■ Requirements
Word for word, restate every line of the material.

■ Extracted data entries
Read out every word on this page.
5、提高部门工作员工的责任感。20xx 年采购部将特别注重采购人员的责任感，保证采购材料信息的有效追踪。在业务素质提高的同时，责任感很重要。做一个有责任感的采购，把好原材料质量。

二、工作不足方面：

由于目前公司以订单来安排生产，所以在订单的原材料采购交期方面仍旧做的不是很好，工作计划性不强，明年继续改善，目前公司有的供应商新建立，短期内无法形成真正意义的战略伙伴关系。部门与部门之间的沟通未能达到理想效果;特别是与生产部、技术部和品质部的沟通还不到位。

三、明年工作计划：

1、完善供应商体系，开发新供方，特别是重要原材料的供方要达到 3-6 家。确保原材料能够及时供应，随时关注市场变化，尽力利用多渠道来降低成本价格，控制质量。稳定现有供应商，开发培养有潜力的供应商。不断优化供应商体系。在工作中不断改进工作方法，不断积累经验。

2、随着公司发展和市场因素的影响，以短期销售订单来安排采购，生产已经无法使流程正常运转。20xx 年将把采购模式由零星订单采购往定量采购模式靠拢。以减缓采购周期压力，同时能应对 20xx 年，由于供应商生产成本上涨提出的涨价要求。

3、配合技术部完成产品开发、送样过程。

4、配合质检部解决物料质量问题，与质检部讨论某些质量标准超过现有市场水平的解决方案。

■ Finished task
Read out every word on this page.
5、提高部门工作员工的责任感。20xx 年采购部将特别注重采购人员的责任感，保证采购材料信息的有效追踪。在业务素质提高的同时，责任感很重要。做一个有责任感的采购，把好原材料质量。

二、工作不足方面：

由于目前公司以订单来安排生产，所以在订单的原材料采购交期方面仍旧做的不是很好，工作计划性不强，明年继续改善，目前公司有的供应商新建立，短期内无法形成真正意义的战略伙伴关系。部门与部门之间的沟通未能达到理想效果;特别是与生产部、技术部和品质部的沟通还不到位。

三、明年工作计划：

1、完善供应商体系，开发新供方，特别是重要原材料的供方要达到 3-6 家。确保原材料能够及时供应，随时关注市场变化，尽力利用多渠道来降低成本价格，控制质量。稳定现有供应商，开发培养有潜力的供应商。不断优化供应商体系。在工作中不断改进工作方法，不断积累经验。

2、随着公司发展和市场因素的影响，以短期销售订单来安排采购，生产已经无法使流程正常运转。20xx 年将把采购模式由零星订单采购往定量采购模式靠拢。以减缓采购周期压力，同时能应对 20xx 年，由于供应商生产成本上涨提出的涨价要求。

3、配合技术部完成产品开发、送样过程。

4、配合质检部解决物料质量问题，与质检部讨论某些质量标准超过现有市场水平的解决方案。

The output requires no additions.